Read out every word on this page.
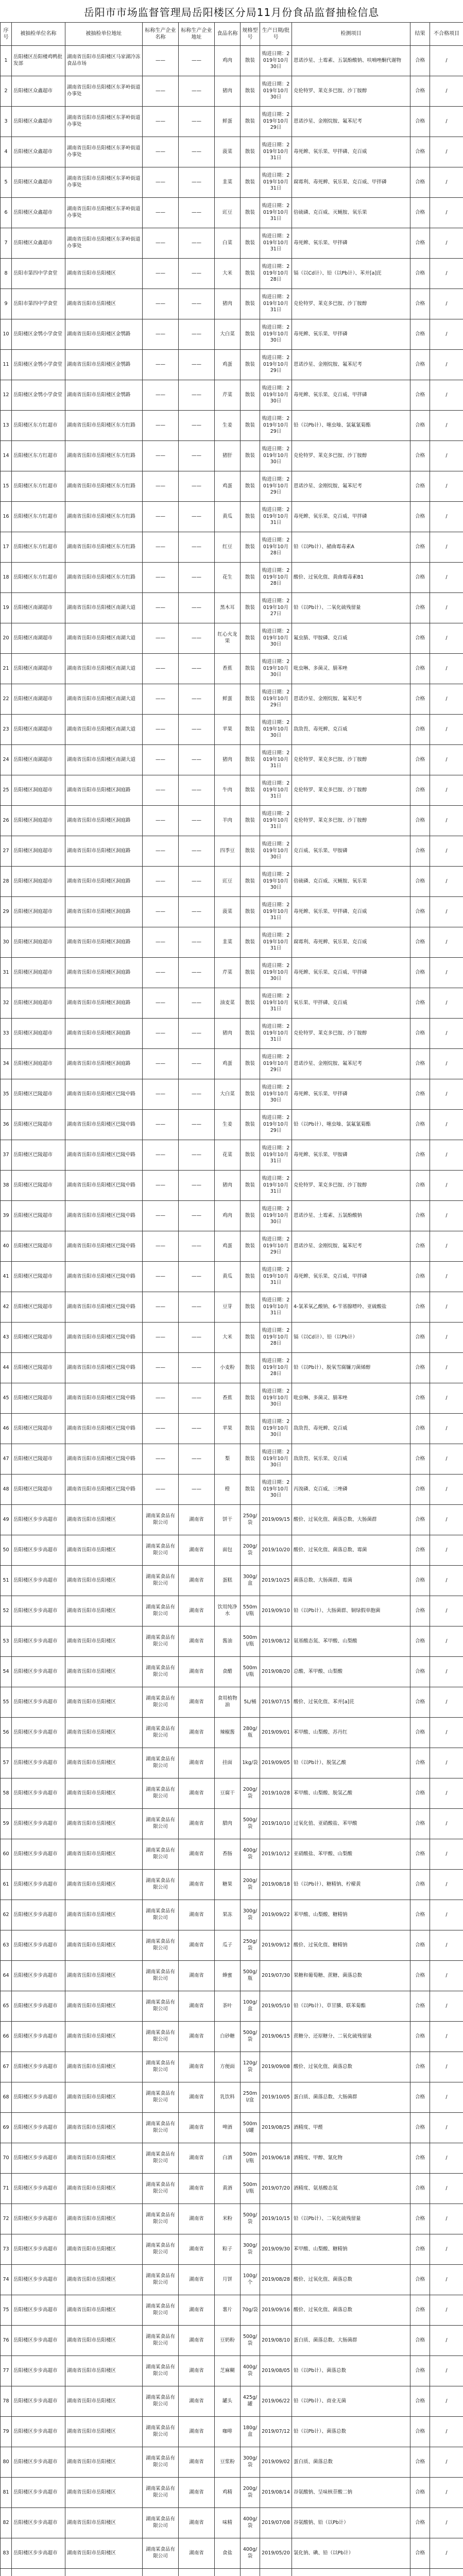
岳阳市市场监督管理局岳阳楼区分局11月份食品监督抽检信息
序号	被抽检单位名称	被抽检单位地址	标称生产企业名称	标称生产企业地址	食品名称	规格型号	生产日期/批号	检测项目	结果	不合格项目
1	岳阳楼区岳阳楼鸡鸭批发部	湖南省岳阳市岳阳楼区马家湖冷冻食品市场	——	——	鸡肉	散装	购进日期：2019年10月30日	恩诺沙星、土霉素、五氯酚酸钠、呋喃唑酮代谢物	合格	/
2	岳阳楼区众鑫超市	湖南省岳阳市岳阳楼区东茅岭街道办事处	——	——	猪肉	散装	购进日期：2019年10月30日	克伦特罗、莱克多巴胺、沙丁胺醇	合格	/
3	岳阳楼区众鑫超市	湖南省岳阳市岳阳楼区东茅岭街道办事处	——	——	鲜蛋	散装	购进日期：2019年10月29日	恩诺沙星、金刚烷胺、氟苯尼考	合格	/
4	岳阳楼区众鑫超市	湖南省岳阳市岳阳楼区东茅岭街道办事处	——	——	菠菜	散装	购进日期：2019年10月31日	毒死蜱、氧乐果、甲拌磷、克百威	合格	/
5	岳阳楼区众鑫超市	湖南省岳阳市岳阳楼区东茅岭街道办事处	——	——	韭菜	散装	购进日期：2019年10月31日	腐霉利、毒死蜱、氧乐果、克百威、甲拌磷	合格	/
6	岳阳楼区众鑫超市	湖南省岳阳市岳阳楼区东茅岭街道办事处	——	——	豇豆	散装	购进日期：2019年10月31日	倍硫磷、克百威、灭蝇胺、氧乐果	合格	/
7	岳阳楼区众鑫超市	湖南省岳阳市岳阳楼区东茅岭街道办事处	——	——	白菜	散装	购进日期：2019年10月31日	毒死蜱、氧乐果、甲拌磷	合格	/
8	岳阳市第四中学食堂	湖南省岳阳市岳阳楼区	——	——	大米	散装	购进日期：2019年10月28日	镉（以Cd计）、铅（以Pb计）、苯并[a]芘	合格	/
9	岳阳市第四中学食堂	湖南省岳阳市岳阳楼区	——	——	猪肉	散装	购进日期：2019年10月31日	克伦特罗、莱克多巴胺、沙丁胺醇	合格	/
10	岳阳楼区金鹗小学食堂	湖南省岳阳市岳阳楼区金鹗路	——	——	大白菜	散装	购进日期：2019年10月30日	毒死蜱、氧乐果、甲拌磷	合格	/
11	岳阳楼区金鹗小学食堂	湖南省岳阳市岳阳楼区金鹗路	——	——	鸡蛋	散装	购进日期：2019年10月29日	恩诺沙星、金刚烷胺、氟苯尼考	合格	/
12	岳阳楼区金鹗小学食堂	湖南省岳阳市岳阳楼区金鹗路	——	——	芹菜	散装	购进日期：2019年10月30日	毒死蜱、氧乐果、克百威、甲拌磷	合格	/
13	岳阳楼区东方红超市	湖南省岳阳市岳阳楼区东方红路	——	——	生姜	散装	购进日期：2019年10月29日	铅（以Pb计）、噻虫嗪、氯氟氰菊酯	合格	/
14	岳阳楼区东方红超市	湖南省岳阳市岳阳楼区东方红路	——	——	猪肝	散装	购进日期：2019年10月30日	克伦特罗、莱克多巴胺、沙丁胺醇	合格	/
15	岳阳楼区东方红超市	湖南省岳阳市岳阳楼区东方红路	——	——	鸡蛋	散装	购进日期：2019年10月29日	恩诺沙星、金刚烷胺、氟苯尼考	合格	/
16	岳阳楼区东方红超市	湖南省岳阳市岳阳楼区东方红路	——	——	黄瓜	散装	购进日期：2019年10月31日	毒死蜱、氧乐果、克百威、甲拌磷	合格	/
17	岳阳楼区东方红超市	湖南省岳阳市岳阳楼区东方红路	——	——	红豆	散装	购进日期：2019年10月28日	铅（以Pb计）、赭曲霉毒素A	合格	/
18	岳阳楼区东方红超市	湖南省岳阳市岳阳楼区东方红路	——	——	花生	散装	购进日期：2019年10月28日	酸价、过氧化值、黄曲霉毒素B1	合格	/
19	岳阳楼区南湖超市	湖南省岳阳市岳阳楼区南湖大道	——	——	黑木耳	散装	购进日期：2019年10月27日	铅（以Pb计）、二氧化硫残留量	合格	/
20	岳阳楼区南湖超市	湖南省岳阳市岳阳楼区南湖大道	——	——	红心火龙果	散装	购进日期：2019年10月30日	氟虫腈、甲胺磷、克百威	合格	/
21	岳阳楼区南湖超市	湖南省岳阳市岳阳楼区南湖大道	——	——	香蕉	散装	购进日期：2019年10月30日	吡虫啉、多菌灵、腈苯唑	合格	/
22	岳阳楼区南湖超市	湖南省岳阳市岳阳楼区南湖大道	——	——	鲜蛋	散装	购进日期：2019年10月29日	恩诺沙星、金刚烷胺、氟苯尼考	合格	/
23	岳阳楼区南湖超市	湖南省岳阳市岳阳楼区南湖大道	——	——	苹果	散装	购进日期：2019年10月30日	敌敌畏、毒死蜱、克百威	合格	/
24	岳阳楼区南湖超市	湖南省岳阳市岳阳楼区南湖大道	——	——	猪肉	散装	购进日期：2019年10月31日	克伦特罗、莱克多巴胺、沙丁胺醇	合格	/
25	岳阳楼区洞庭超市	湖南省岳阳市岳阳楼区洞庭路	——	——	牛肉	散装	购进日期：2019年10月31日	克伦特罗、莱克多巴胺、沙丁胺醇	合格	/
26	岳阳楼区洞庭超市	湖南省岳阳市岳阳楼区洞庭路	——	——	羊肉	散装	购进日期：2019年10月31日	克伦特罗、莱克多巴胺、沙丁胺醇	合格	/
27	岳阳楼区洞庭超市	湖南省岳阳市岳阳楼区洞庭路	——	——	四季豆	散装	购进日期：2019年10月30日	克百威、氧乐果、甲胺磷	合格	/
28	岳阳楼区洞庭超市	湖南省岳阳市岳阳楼区洞庭路	——	——	豇豆	散装	购进日期：2019年10月30日	倍硫磷、克百威、灭蝇胺、氧乐果	合格	/
29	岳阳楼区洞庭超市	湖南省岳阳市岳阳楼区洞庭路	——	——	菠菜	散装	购进日期：2019年10月31日	毒死蜱、氧乐果、甲拌磷、克百威	合格	/
30	岳阳楼区洞庭超市	湖南省岳阳市岳阳楼区洞庭路	——	——	韭菜	散装	购进日期：2019年10月31日	腐霉利、毒死蜱、氧乐果、克百威	合格	/
31	岳阳楼区洞庭超市	湖南省岳阳市岳阳楼区洞庭路	——	——	芹菜	散装	购进日期：2019年10月30日	毒死蜱、氧乐果、克百威、甲拌磷	合格	/
32	岳阳楼区洞庭超市	湖南省岳阳市岳阳楼区洞庭路	——	——	油麦菜	散装	购进日期：2019年10月31日	氧乐果、甲拌磷、克百威	合格	/
33	岳阳楼区洞庭超市	湖南省岳阳市岳阳楼区洞庭路	——	——	猪肉	散装	购进日期：2019年10月31日	克伦特罗、莱克多巴胺、沙丁胺醇	合格	/
34	岳阳楼区洞庭超市	湖南省岳阳市岳阳楼区洞庭路	——	——	鸡蛋	散装	购进日期：2019年10月29日	恩诺沙星、金刚烷胺、氟苯尼考	合格	/
35	岳阳楼区巴陵超市	湖南省岳阳市岳阳楼区巴陵中路	——	——	大白菜	散装	购进日期：2019年10月30日	毒死蜱、氧乐果、甲拌磷	合格	/
36	岳阳楼区巴陵超市	湖南省岳阳市岳阳楼区巴陵中路	——	——	生姜	散装	购进日期：2019年10月29日	铅（以Pb计）、噻虫嗪、氯氟氰菊酯	合格	/
37	岳阳楼区巴陵超市	湖南省岳阳市岳阳楼区巴陵中路	——	——	花菜	散装	购进日期：2019年10月31日	毒死蜱、氧乐果、甲胺磷	合格	/
38	岳阳楼区巴陵超市	湖南省岳阳市岳阳楼区巴陵中路	——	——	猪肉	散装	购进日期：2019年10月31日	克伦特罗、莱克多巴胺、沙丁胺醇	合格	/
39	岳阳楼区巴陵超市	湖南省岳阳市岳阳楼区巴陵中路	——	——	鸡肉	散装	购进日期：2019年10月30日	恩诺沙星、土霉素、五氯酚酸钠	合格	/
40	岳阳楼区巴陵超市	湖南省岳阳市岳阳楼区巴陵中路	——	——	鸡蛋	散装	购进日期：2019年10月29日	恩诺沙星、金刚烷胺、氟苯尼考	合格	/
41	岳阳楼区巴陵超市	湖南省岳阳市岳阳楼区巴陵中路	——	——	黄瓜	散装	购进日期：2019年10月31日	毒死蜱、氧乐果、克百威、甲拌磷	合格	/
42	岳阳楼区巴陵超市	湖南省岳阳市岳阳楼区巴陵中路	——	——	豆芽	散装	购进日期：2019年10月31日	4-氯苯氧乙酸钠、6-苄基腺嘌呤、亚硫酸盐	合格	/
43	岳阳楼区巴陵超市	湖南省岳阳市岳阳楼区巴陵中路	——	——	大米	散装	购进日期：2019年10月28日	镉（以Cd计）、铅（以Pb计）	合格	/
44	岳阳楼区巴陵超市	湖南省岳阳市岳阳楼区巴陵中路	——	——	小麦粉	散装	购进日期：2019年10月28日	铅（以Pb计）、脱氧雪腐镰刀菌烯醇	合格	/
45	岳阳楼区巴陵超市	湖南省岳阳市岳阳楼区巴陵中路	——	——	香蕉	散装	购进日期：2019年10月30日	吡虫啉、多菌灵、腈苯唑	合格	/
46	岳阳楼区巴陵超市	湖南省岳阳市岳阳楼区巴陵中路	——	——	苹果	散装	购进日期：2019年10月30日	敌敌畏、毒死蜱、克百威	合格	/
47	岳阳楼区巴陵超市	湖南省岳阳市岳阳楼区巴陵中路	——	——	梨	散装	购进日期：2019年10月30日	敌敌畏、氧乐果、克百威	合格	/
48	岳阳楼区巴陵超市	湖南省岳阳市岳阳楼区巴陵中路	——	——	橙	散装	购进日期：2019年10月30日	丙溴磷、克百威、三唑磷	合格	/
49	岳阳楼区步步高超市	湖南省岳阳市岳阳楼区	湖南某食品有限公司	湖南省	饼干	250g/袋	2019/09/15	酸价、过氧化值、菌落总数、大肠菌群	合格	/
50	岳阳楼区步步高超市	湖南省岳阳市岳阳楼区	湖南某食品有限公司	湖南省	面包	200g/袋	2019/10/20	酸价、过氧化值、菌落总数、霉菌	合格	/
51	岳阳楼区步步高超市	湖南省岳阳市岳阳楼区	湖南某食品有限公司	湖南省	蛋糕	300g/盒	2019/10/25	菌落总数、大肠菌群、霉菌	合格	/
52	岳阳楼区步步高超市	湖南省岳阳市岳阳楼区	湖南某食品有限公司	湖南省	饮用纯净水	550ml/瓶	2019/09/10	铅（以Pb计）、大肠菌群、铜绿假单胞菌	合格	/
53	岳阳楼区步步高超市	湖南省岳阳市岳阳楼区	湖南某食品有限公司	湖南省	酱油	500ml/瓶	2019/08/12	氨基酸态氮、苯甲酸、山梨酸	合格	/
54	岳阳楼区步步高超市	湖南省岳阳市岳阳楼区	湖南某食品有限公司	湖南省	食醋	500ml/瓶	2019/08/20	总酸、苯甲酸、山梨酸	合格	/
55	岳阳楼区步步高超市	湖南省岳阳市岳阳楼区	湖南某食品有限公司	湖南省	食用植物油	5L/桶	2019/07/15	酸价、过氧化值、苯并[a]芘	合格	/
56	岳阳楼区步步高超市	湖南省岳阳市岳阳楼区	湖南某食品有限公司	湖南省	辣椒酱	280g/瓶	2019/09/01	苯甲酸、山梨酸、苏丹红	合格	/
57	岳阳楼区步步高超市	湖南省岳阳市岳阳楼区	湖南某食品有限公司	湖南省	挂面	1kg/袋	2019/09/05	铅（以Pb计）、脱氢乙酸	合格	/
58	岳阳楼区步步高超市	湖南省岳阳市岳阳楼区	湖南某食品有限公司	湖南省	豆腐干	200g/袋	2019/10/28	苯甲酸、山梨酸、脱氢乙酸	合格	/
59	岳阳楼区步步高超市	湖南省岳阳市岳阳楼区	湖南某食品有限公司	湖南省	腊肉	500g/袋	2019/10/10	过氧化值、亚硝酸盐、苯甲酸	合格	/
60	岳阳楼区步步高超市	湖南省岳阳市岳阳楼区	湖南某食品有限公司	湖南省	香肠	400g/袋	2019/10/12	亚硝酸盐、苯甲酸、山梨酸	合格	/
61	岳阳楼区步步高超市	湖南省岳阳市岳阳楼区	湖南某食品有限公司	湖南省	糖果	200g/袋	2019/08/18	铅（以Pb计）、糖精钠、柠檬黄	合格	/
62	岳阳楼区步步高超市	湖南省岳阳市岳阳楼区	湖南某食品有限公司	湖南省	果冻	300g/袋	2019/09/22	苯甲酸、山梨酸、糖精钠	合格	/
63	岳阳楼区步步高超市	湖南省岳阳市岳阳楼区	湖南某食品有限公司	湖南省	瓜子	250g/袋	2019/09/12	酸价、过氧化值、糖精钠	合格	/
64	岳阳楼区步步高超市	湖南省岳阳市岳阳楼区	湖南某食品有限公司	湖南省	蜂蜜	500g/瓶	2019/07/30	果糖和葡萄糖、蔗糖、菌落总数	合格	/
65	岳阳楼区步步高超市	湖南省岳阳市岳阳楼区	湖南某食品有限公司	湖南省	茶叶	100g/盒	2019/05/10	铅（以Pb计）、草甘膦、联苯菊酯	合格	/
66	岳阳楼区步步高超市	湖南省岳阳市岳阳楼区	湖南某食品有限公司	湖南省	白砂糖	500g/袋	2019/06/15	蔗糖分、还原糖分、二氧化硫残留量	合格	/
67	岳阳楼区步步高超市	湖南省岳阳市岳阳楼区	湖南某食品有限公司	湖南省	方便面	120g/袋	2019/09/08	酸价、过氧化值、菌落总数	合格	/
68	岳阳楼区步步高超市	湖南省岳阳市岳阳楼区	湖南某食品有限公司	湖南省	乳饮料	250ml/盒	2019/10/05	蛋白质、菌落总数、大肠菌群	合格	/
69	岳阳楼区步步高超市	湖南省岳阳市岳阳楼区	湖南某食品有限公司	湖南省	啤酒	500ml/罐	2019/08/25	酒精度、甲醛	合格	/
70	岳阳楼区步步高超市	湖南省岳阳市岳阳楼区	湖南某食品有限公司	湖南省	白酒	500ml/瓶	2019/06/18	酒精度、甲醇、氰化物	合格	/
71	岳阳楼区步步高超市	湖南省岳阳市岳阳楼区	湖南某食品有限公司	湖南省	黄酒	500ml/瓶	2019/07/20	酒精度、氨基酸态氮	合格	/
72	岳阳楼区步步高超市	湖南省岳阳市岳阳楼区	湖南某食品有限公司	湖南省	米粉	500g/袋	2019/10/15	铅（以Pb计）、二氧化硫残留量	合格	/
73	岳阳楼区步步高超市	湖南省岳阳市岳阳楼区	湖南某食品有限公司	湖南省	粽子	300g/袋	2019/09/30	苯甲酸、山梨酸、糖精钠	合格	/
74	岳阳楼区步步高超市	湖南省岳阳市岳阳楼区	湖南某食品有限公司	湖南省	月饼	100g/个	2019/08/28	酸价、过氧化值、菌落总数	合格	/
75	岳阳楼区步步高超市	湖南省岳阳市岳阳楼区	湖南某食品有限公司	湖南省	薯片	70g/袋	2019/09/16	酸价、过氧化值、菌落总数	合格	/
76	岳阳楼区步步高超市	湖南省岳阳市岳阳楼区	湖南某食品有限公司	湖南省	豆奶粉	500g/袋	2019/08/10	蛋白质、菌落总数、大肠菌群	合格	/
77	岳阳楼区步步高超市	湖南省岳阳市岳阳楼区	湖南某食品有限公司	湖南省	芝麻糊	400g/袋	2019/08/05	铅（以Pb计）、菌落总数	合格	/
78	岳阳楼区步步高超市	湖南省岳阳市岳阳楼区	湖南某食品有限公司	湖南省	罐头	425g/罐	2019/06/22	铅（以Pb计）、商业无菌	合格	/
79	岳阳楼区步步高超市	湖南省岳阳市岳阳楼区	湖南某食品有限公司	湖南省	咖啡	180g/盒	2019/07/12	铅（以Pb计）、菌落总数	合格	/
80	岳阳楼区步步高超市	湖南省岳阳市岳阳楼区	湖南某食品有限公司	湖南省	豆浆粉	300g/袋	2019/09/02	蛋白质、菌落总数	合格	/
81	岳阳楼区步步高超市	湖南省岳阳市岳阳楼区	湖南某食品有限公司	湖南省	鸡精	200g/袋	2019/08/14	谷氨酸钠、呈味核苷酸二钠	合格	/
82	岳阳楼区步步高超市	湖南省岳阳市岳阳楼区	湖南某食品有限公司	湖南省	味精	400g/袋	2019/07/08	谷氨酸钠、铅（以Pb计）	合格	/
83	岳阳楼区步步高超市	湖南省岳阳市岳阳楼区	湖南某食品有限公司	湖南省	食盐	400g/袋	2019/05/20	氯化钠、碘、铅（以Pb计）	合格	/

__________________________________________________

Every line above that contains the word "五氯酚酸钠" should be reported.

1	岳阳楼区岳阳楼鸡鸭批发部	湖南省岳阳市岳阳楼区马家湖冷冻食品市场	——	——	鸡肉	散装	购进日期：2019年10月30日	恩诺沙星、土霉素、五氯酚酸钠、呋喃唑酮代谢物	合格	/
39	岳阳楼区巴陵超市	湖南省岳阳市岳阳楼区巴陵中路	——	——	鸡肉	散装	购进日期：2019年10月30日	恩诺沙星、土霉素、五氯酚酸钠	合格	/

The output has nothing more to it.